Check the listing below line by line and report how many lines hold "value", with no other words.

··········

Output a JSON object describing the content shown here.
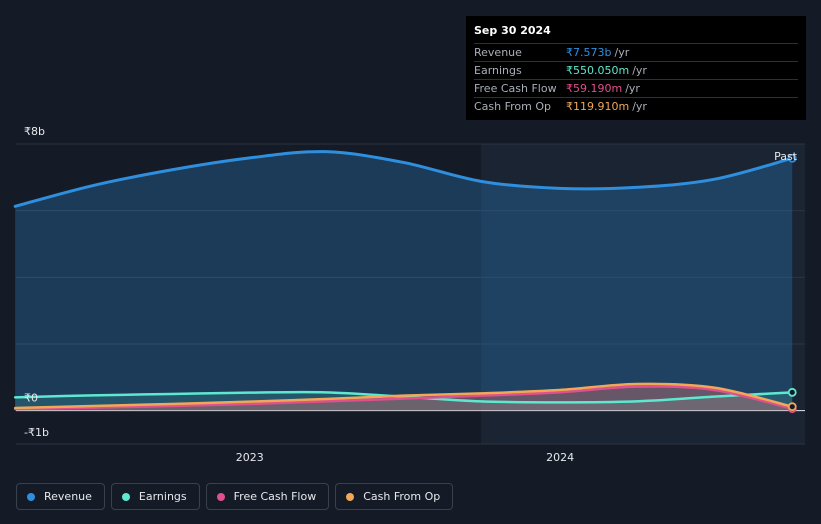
{
  "tooltip": {
    "date": "Sep 30 2024",
    "rows": [
      {
        "name": "Revenue",
        "value": "₹7.573b",
        "unit": "/yr",
        "color": "#2f8fdf"
      },
      {
        "name": "Earnings",
        "value": "₹550.050m",
        "unit": "/yr",
        "color": "#5ee8d0"
      },
      {
        "name": "Free Cash Flow",
        "value": "₹59.190m",
        "unit": "/yr",
        "color": "#e0508c"
      },
      {
        "name": "Cash From Op",
        "value": "₹119.910m",
        "unit": "/yr",
        "color": "#f0a858"
      }
    ]
  },
  "past_label": "Past",
  "legend": [
    {
      "name": "Revenue",
      "color": "#2f8fdf"
    },
    {
      "name": "Earnings",
      "color": "#5ee8d0"
    },
    {
      "name": "Free Cash Flow",
      "color": "#e0508c"
    },
    {
      "name": "Cash From Op",
      "color": "#f0a858"
    }
  ],
  "chart_data": {
    "type": "area",
    "currency": "₹",
    "y_unit": "b",
    "ylim": [
      -1,
      8
    ],
    "y_ticks": [
      {
        "value": 8,
        "label": "₹8b"
      },
      {
        "value": 0,
        "label": "₹0"
      },
      {
        "value": -1,
        "label": "-₹1b"
      }
    ],
    "x_ticks": [
      {
        "value": "2023-01-01",
        "label": "2023"
      },
      {
        "value": "2024-01-01",
        "label": "2024"
      }
    ],
    "x_range": [
      "2022-04-01",
      "2024-10-15"
    ],
    "highlight_start": "2023-09-30",
    "grid": true,
    "series": [
      {
        "name": "Revenue",
        "color": "#2f8fdf",
        "x": [
          "2022-03-31",
          "2022-06-30",
          "2022-09-30",
          "2022-12-31",
          "2023-03-31",
          "2023-06-30",
          "2023-09-30",
          "2023-12-31",
          "2024-03-31",
          "2024-06-30",
          "2024-09-30"
        ],
        "y": [
          6.13,
          6.75,
          7.22,
          7.58,
          7.77,
          7.45,
          6.88,
          6.67,
          6.7,
          6.94,
          7.573
        ]
      },
      {
        "name": "Earnings",
        "color": "#5ee8d0",
        "x": [
          "2022-03-31",
          "2022-06-30",
          "2022-09-30",
          "2022-12-31",
          "2023-03-31",
          "2023-06-30",
          "2023-09-30",
          "2023-12-31",
          "2024-03-31",
          "2024-06-30",
          "2024-09-30"
        ],
        "y": [
          0.4,
          0.46,
          0.5,
          0.54,
          0.55,
          0.42,
          0.28,
          0.25,
          0.28,
          0.42,
          0.55005
        ]
      },
      {
        "name": "Free Cash Flow",
        "color": "#e0508c",
        "x": [
          "2022-03-31",
          "2022-06-30",
          "2022-09-30",
          "2022-12-31",
          "2023-03-31",
          "2023-06-30",
          "2023-09-30",
          "2023-12-31",
          "2024-03-31",
          "2024-06-30",
          "2024-09-30"
        ],
        "y": [
          0.05,
          0.09,
          0.14,
          0.2,
          0.28,
          0.36,
          0.45,
          0.55,
          0.72,
          0.62,
          0.05919
        ]
      },
      {
        "name": "Cash From Op",
        "color": "#f0a858",
        "x": [
          "2022-03-31",
          "2022-06-30",
          "2022-09-30",
          "2022-12-31",
          "2023-03-31",
          "2023-06-30",
          "2023-09-30",
          "2023-12-31",
          "2024-03-31",
          "2024-06-30",
          "2024-09-30"
        ],
        "y": [
          0.08,
          0.14,
          0.2,
          0.27,
          0.35,
          0.45,
          0.52,
          0.62,
          0.8,
          0.69,
          0.11991
        ]
      }
    ]
  }
}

··········

Result for this exercise: 9